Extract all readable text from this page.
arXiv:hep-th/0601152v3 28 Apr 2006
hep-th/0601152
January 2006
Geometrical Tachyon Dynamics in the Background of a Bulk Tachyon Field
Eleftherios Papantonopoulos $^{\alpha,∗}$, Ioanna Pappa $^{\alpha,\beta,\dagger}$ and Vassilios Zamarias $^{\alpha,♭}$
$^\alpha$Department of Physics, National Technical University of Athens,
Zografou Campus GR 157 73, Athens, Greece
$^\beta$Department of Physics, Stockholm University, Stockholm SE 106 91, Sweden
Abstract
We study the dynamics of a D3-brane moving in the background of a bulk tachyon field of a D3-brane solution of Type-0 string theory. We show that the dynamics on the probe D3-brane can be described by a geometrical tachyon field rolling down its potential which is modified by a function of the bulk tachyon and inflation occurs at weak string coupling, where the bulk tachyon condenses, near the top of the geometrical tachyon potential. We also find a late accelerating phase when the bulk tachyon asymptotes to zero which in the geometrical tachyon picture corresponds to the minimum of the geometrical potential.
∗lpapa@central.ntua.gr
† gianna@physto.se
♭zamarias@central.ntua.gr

◆ Exercise goal:
Above are the records; retype them all without a single difference.

◆ Correct response:
Extract all readable text from this page.
arXiv:hep-th/0601152v3 28 Apr 2006
hep-th/0601152
January 2006
Geometrical Tachyon Dynamics in the Background of a Bulk Tachyon Field
Eleftherios Papantonopoulos $^{\alpha,∗}$, Ioanna Pappa $^{\alpha,\beta,\dagger}$ and Vassilios Zamarias $^{\alpha,♭}$
$^\alpha$Department of Physics, National Technical University of Athens,
Zografou Campus GR 157 73, Athens, Greece
$^\beta$Department of Physics, Stockholm University, Stockholm SE 106 91, Sweden
Abstract
We study the dynamics of a D3-brane moving in the background of a bulk tachyon field of a D3-brane solution of Type-0 string theory. We show that the dynamics on the probe D3-brane can be described by a geometrical tachyon field rolling down its potential which is modified by a function of the bulk tachyon and inflation occurs at weak string coupling, where the bulk tachyon condenses, near the top of the geometrical tachyon potential. We also find a late accelerating phase when the bulk tachyon asymptotes to zero which in the geometrical tachyon picture corresponds to the minimum of the geometrical potential.
∗lpapa@central.ntua.gr
† gianna@physto.se
♭zamarias@central.ntua.gr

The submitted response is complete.